▸ **Your instructions**: Compile every line that includes the word "sesuai".

▸ **Entries**:
____________

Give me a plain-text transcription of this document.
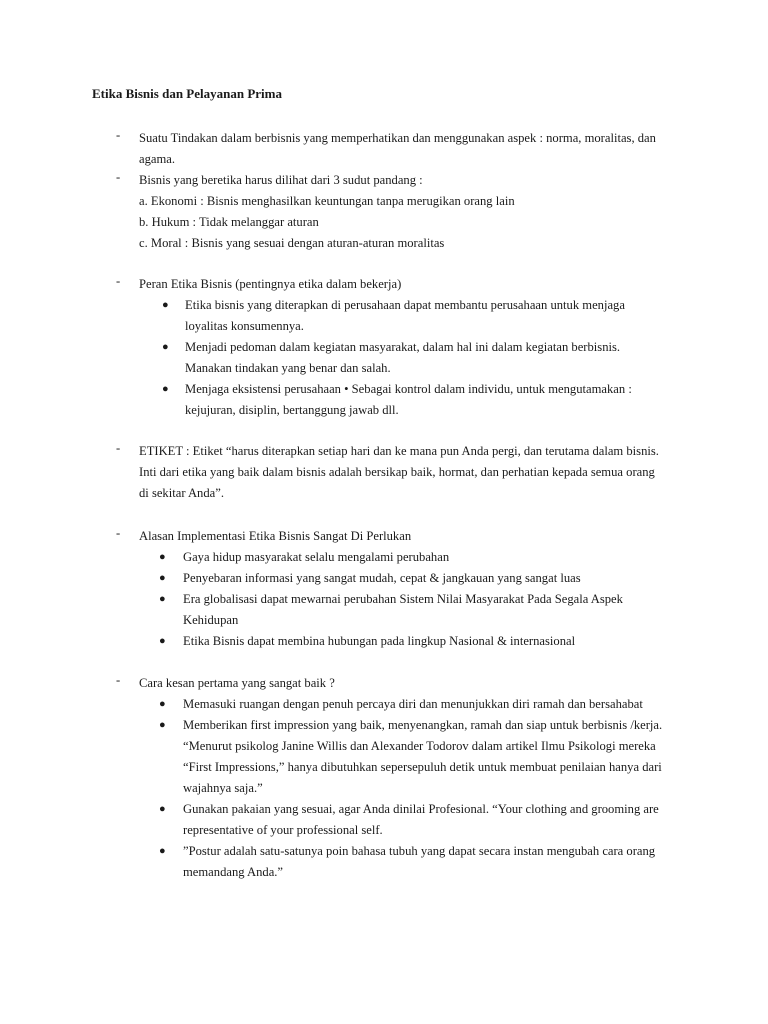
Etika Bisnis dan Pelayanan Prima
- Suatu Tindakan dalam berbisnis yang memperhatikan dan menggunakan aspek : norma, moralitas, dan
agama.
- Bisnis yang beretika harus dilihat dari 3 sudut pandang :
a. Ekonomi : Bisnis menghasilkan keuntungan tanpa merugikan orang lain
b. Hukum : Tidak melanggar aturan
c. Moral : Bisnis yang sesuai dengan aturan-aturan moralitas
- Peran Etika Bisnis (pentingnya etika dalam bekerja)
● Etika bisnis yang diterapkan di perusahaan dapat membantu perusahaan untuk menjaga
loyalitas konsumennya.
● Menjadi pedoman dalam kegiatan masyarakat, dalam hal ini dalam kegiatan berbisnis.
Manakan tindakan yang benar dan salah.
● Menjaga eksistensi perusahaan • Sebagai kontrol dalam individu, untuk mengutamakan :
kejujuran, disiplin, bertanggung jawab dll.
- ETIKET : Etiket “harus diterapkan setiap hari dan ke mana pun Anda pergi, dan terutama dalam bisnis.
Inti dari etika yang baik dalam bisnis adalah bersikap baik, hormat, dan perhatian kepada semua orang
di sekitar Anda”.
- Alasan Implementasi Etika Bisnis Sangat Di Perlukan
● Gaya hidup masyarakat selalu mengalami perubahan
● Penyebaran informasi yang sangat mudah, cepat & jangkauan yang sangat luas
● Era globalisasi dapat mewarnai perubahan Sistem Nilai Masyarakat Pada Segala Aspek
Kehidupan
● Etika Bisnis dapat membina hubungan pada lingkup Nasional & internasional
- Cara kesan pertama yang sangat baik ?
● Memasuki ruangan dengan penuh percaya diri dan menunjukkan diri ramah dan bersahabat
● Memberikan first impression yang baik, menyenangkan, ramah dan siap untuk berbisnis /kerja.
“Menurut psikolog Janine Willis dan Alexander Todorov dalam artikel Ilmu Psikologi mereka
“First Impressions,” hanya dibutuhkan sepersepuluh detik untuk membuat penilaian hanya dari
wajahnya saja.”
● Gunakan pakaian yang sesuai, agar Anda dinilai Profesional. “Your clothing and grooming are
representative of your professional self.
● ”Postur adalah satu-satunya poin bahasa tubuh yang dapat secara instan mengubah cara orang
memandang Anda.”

____________

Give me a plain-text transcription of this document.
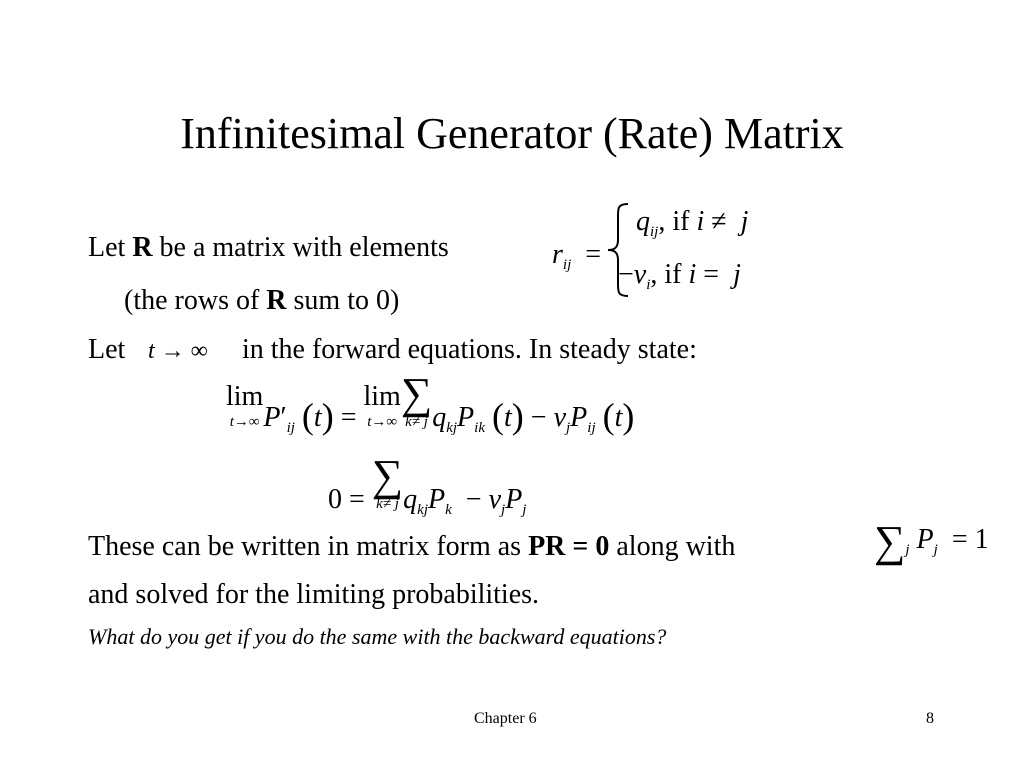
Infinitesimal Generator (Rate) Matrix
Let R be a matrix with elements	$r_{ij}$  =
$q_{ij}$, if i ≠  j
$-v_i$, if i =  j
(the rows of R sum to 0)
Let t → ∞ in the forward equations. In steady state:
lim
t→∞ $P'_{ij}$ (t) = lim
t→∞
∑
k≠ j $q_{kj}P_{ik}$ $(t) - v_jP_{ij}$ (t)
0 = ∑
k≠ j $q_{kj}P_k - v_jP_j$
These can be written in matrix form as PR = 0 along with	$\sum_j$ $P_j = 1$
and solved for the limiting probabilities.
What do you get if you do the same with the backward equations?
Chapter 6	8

____________

▸ **Task solution**:
c. Moral : Bisnis yang sesuai dengan aturan-aturan moralitas
● Gunakan pakaian yang sesuai, agar Anda dinilai Profesional. “Your clothing and grooming are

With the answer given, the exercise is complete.